[THE PROBLEM]
Omit every picture while repeating the entries exactly.

##### DATASET EXTRACT #####

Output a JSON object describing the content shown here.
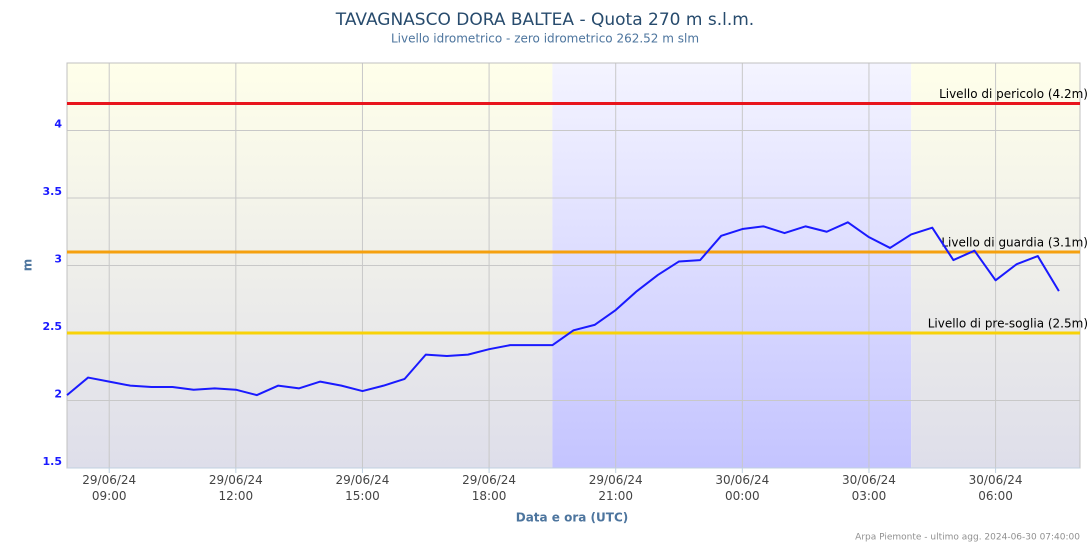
{
  "chart_data": {
    "type": "line",
    "title": "TAVAGNASCO DORA BALTEA - Quota 270 m s.l.m.",
    "subtitle": "Livello idrometrico - zero idrometrico 262.52 m slm",
    "x_label": "Data e ora (UTC)",
    "y_label": "m",
    "footer": "Arpa Piemonte - ultimo agg. 2024-06-30 07:40:00",
    "x": [
      "29/06/24 08:00",
      "29/06/24 08:30",
      "29/06/24 09:00",
      "29/06/24 09:30",
      "29/06/24 10:00",
      "29/06/24 10:30",
      "29/06/24 11:00",
      "29/06/24 11:30",
      "29/06/24 12:00",
      "29/06/24 12:30",
      "29/06/24 13:00",
      "29/06/24 13:30",
      "29/06/24 14:00",
      "29/06/24 14:30",
      "29/06/24 15:00",
      "29/06/24 15:30",
      "29/06/24 16:00",
      "29/06/24 16:30",
      "29/06/24 17:00",
      "29/06/24 17:30",
      "29/06/24 18:00",
      "29/06/24 18:30",
      "29/06/24 19:00",
      "29/06/24 19:30",
      "29/06/24 20:00",
      "29/06/24 20:30",
      "29/06/24 21:00",
      "29/06/24 21:30",
      "29/06/24 22:00",
      "29/06/24 22:30",
      "29/06/24 23:00",
      "29/06/24 23:30",
      "30/06/24 00:00",
      "30/06/24 00:30",
      "30/06/24 01:00",
      "30/06/24 01:30",
      "30/06/24 02:00",
      "30/06/24 02:30",
      "30/06/24 03:00",
      "30/06/24 03:30",
      "30/06/24 04:00",
      "30/06/24 04:30",
      "30/06/24 05:00",
      "30/06/24 05:30",
      "30/06/24 06:00",
      "30/06/24 06:30",
      "30/06/24 07:00",
      "30/06/24 07:30"
    ],
    "series": [
      {
        "color": "#1a1aff",
        "values": [
          2.04,
          2.17,
          2.14,
          2.11,
          2.1,
          2.1,
          2.08,
          2.09,
          2.08,
          2.04,
          2.11,
          2.09,
          2.14,
          2.11,
          2.07,
          2.11,
          2.16,
          2.34,
          2.33,
          2.34,
          2.38,
          2.41,
          2.41,
          2.41,
          2.52,
          2.56,
          2.67,
          2.81,
          2.93,
          3.03,
          3.04,
          3.22,
          3.27,
          3.29,
          3.24,
          3.29,
          3.25,
          3.32,
          3.21,
          3.13,
          3.23,
          3.28,
          3.04,
          3.11,
          2.89,
          3.01,
          3.07,
          2.81
        ]
      }
    ],
    "xlim": [
      "29/06/24 08:00",
      "30/06/24 08:00"
    ],
    "xticks": [
      {
        "value": "29/06/24 09:00",
        "label": [
          "29/06/24",
          "09:00"
        ]
      },
      {
        "value": "29/06/24 12:00",
        "label": [
          "29/06/24",
          "12:00"
        ]
      },
      {
        "value": "29/06/24 15:00",
        "label": [
          "29/06/24",
          "15:00"
        ]
      },
      {
        "value": "29/06/24 18:00",
        "label": [
          "29/06/24",
          "18:00"
        ]
      },
      {
        "value": "29/06/24 21:00",
        "label": [
          "29/06/24",
          "21:00"
        ]
      },
      {
        "value": "30/06/24 00:00",
        "label": [
          "30/06/24",
          "00:00"
        ]
      },
      {
        "value": "30/06/24 03:00",
        "label": [
          "30/06/24",
          "03:00"
        ]
      },
      {
        "value": "30/06/24 06:00",
        "label": [
          "30/06/24",
          "06:00"
        ]
      }
    ],
    "ylim": [
      1.5,
      4.5
    ],
    "yticks": [
      1.5,
      2,
      2.5,
      3,
      3.5,
      4
    ],
    "grid": true,
    "bands": [
      {
        "from": "29/06/24 08:00",
        "to": "29/06/24 19:30",
        "color": "#fdfde6"
      },
      {
        "from": "29/06/24 19:30",
        "to": "30/06/24 04:00",
        "color": "#c8c8ff"
      },
      {
        "from": "30/06/24 04:00",
        "to": "30/06/24 08:00",
        "color": "#fdfde6"
      }
    ],
    "thresholds": [
      {
        "value": 4.2,
        "label": "Livello di pericolo (4.2m)",
        "color": "#e8141c"
      },
      {
        "value": 3.1,
        "label": "Livello di guardia (3.1m)",
        "color": "#f5a00f"
      },
      {
        "value": 2.5,
        "label": "Livello di pre-soglia (2.5m)",
        "color": "#f8d208"
      }
    ]
  }
}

#####

[SOLUTION]
Output a JSON object describing the content shown here.
{
  "chart_data": {
    "type": "line",
    "title": "TAVAGNASCO DORA BALTEA - Quota 270 m s.l.m.",
    "subtitle": "Livello idrometrico - zero idrometrico 262.52 m slm",
    "x_label": "Data e ora (UTC)",
    "y_label": "m",
    "footer": "Arpa Piemonte - ultimo agg. 2024-06-30 07:40:00",
    "x": [
      "29/06/24 08:00",
      "29/06/24 08:30",
      "29/06/24 09:00",
      "29/06/24 09:30",
      "29/06/24 10:00",
      "29/06/24 10:30",
      "29/06/24 11:00",
      "29/06/24 11:30",
      "29/06/24 12:00",
      "29/06/24 12:30",
      "29/06/24 13:00",
      "29/06/24 13:30",
      "29/06/24 14:00",
      "29/06/24 14:30",
      "29/06/24 15:00",
      "29/06/24 15:30",
      "29/06/24 16:00",
      "29/06/24 16:30",
      "29/06/24 17:00",
      "29/06/24 17:30",
      "29/06/24 18:00",
      "29/06/24 18:30",
      "29/06/24 19:00",
      "29/06/24 19:30",
      "29/06/24 20:00",
      "29/06/24 20:30",
      "29/06/24 21:00",
      "29/06/24 21:30",
      "29/06/24 22:00",
      "29/06/24 22:30",
      "29/06/24 23:00",
      "29/06/24 23:30",
      "30/06/24 00:00",
      "30/06/24 00:30",
      "30/06/24 01:00",
      "30/06/24 01:30",
      "30/06/24 02:00",
      "30/06/24 02:30",
      "30/06/24 03:00",
      "30/06/24 03:30",
      "30/06/24 04:00",
      "30/06/24 04:30",
      "30/06/24 05:00",
      "30/06/24 05:30",
      "30/06/24 06:00",
      "30/06/24 06:30",
      "30/06/24 07:00",
      "30/06/24 07:30"
    ],
    "series": [
      {
        "color": "#1a1aff",
        "values": [
          2.04,
          2.17,
          2.14,
          2.11,
          2.1,
          2.1,
          2.08,
          2.09,
          2.08,
          2.04,
          2.11,
          2.09,
          2.14,
          2.11,
          2.07,
          2.11,
          2.16,
          2.34,
          2.33,
          2.34,
          2.38,
          2.41,
          2.41,
          2.41,
          2.52,
          2.56,
          2.67,
          2.81,
          2.93,
          3.03,
          3.04,
          3.22,
          3.27,
          3.29,
          3.24,
          3.29,
          3.25,
          3.32,
          3.21,
          3.13,
          3.23,
          3.28,
          3.04,
          3.11,
          2.89,
          3.01,
          3.07,
          2.81
        ]
      }
    ],
    "xlim": [
      "29/06/24 08:00",
      "30/06/24 08:00"
    ],
    "xticks": [
      {
        "value": "29/06/24 09:00",
        "label": [
          "29/06/24",
          "09:00"
        ]
      },
      {
        "value": "29/06/24 12:00",
        "label": [
          "29/06/24",
          "12:00"
        ]
      },
      {
        "value": "29/06/24 15:00",
        "label": [
          "29/06/24",
          "15:00"
        ]
      },
      {
        "value": "29/06/24 18:00",
        "label": [
          "29/06/24",
          "18:00"
        ]
      },
      {
        "value": "29/06/24 21:00",
        "label": [
          "29/06/24",
          "21:00"
        ]
      },
      {
        "value": "30/06/24 00:00",
        "label": [
          "30/06/24",
          "00:00"
        ]
      },
      {
        "value": "30/06/24 03:00",
        "label": [
          "30/06/24",
          "03:00"
        ]
      },
      {
        "value": "30/06/24 06:00",
        "label": [
          "30/06/24",
          "06:00"
        ]
      }
    ],
    "ylim": [
      1.5,
      4.5
    ],
    "yticks": [
      1.5,
      2,
      2.5,
      3,
      3.5,
      4
    ],
    "grid": true,
    "bands": [
      {
        "from": "29/06/24 08:00",
        "to": "29/06/24 19:30",
        "color": "#fdfde6"
      },
      {
        "from": "29/06/24 19:30",
        "to": "30/06/24 04:00",
        "color": "#c8c8ff"
      },
      {
        "from": "30/06/24 04:00",
        "to": "30/06/24 08:00",
        "color": "#fdfde6"
      }
    ],
    "thresholds": [
      {
        "value": 4.2,
        "label": "Livello di pericolo (4.2m)",
        "color": "#e8141c"
      },
      {
        "value": 3.1,
        "label": "Livello di guardia (3.1m)",
        "color": "#f5a00f"
      },
      {
        "value": 2.5,
        "label": "Livello di pre-soglia (2.5m)",
        "color": "#f8d208"
      }
    ]
  }
}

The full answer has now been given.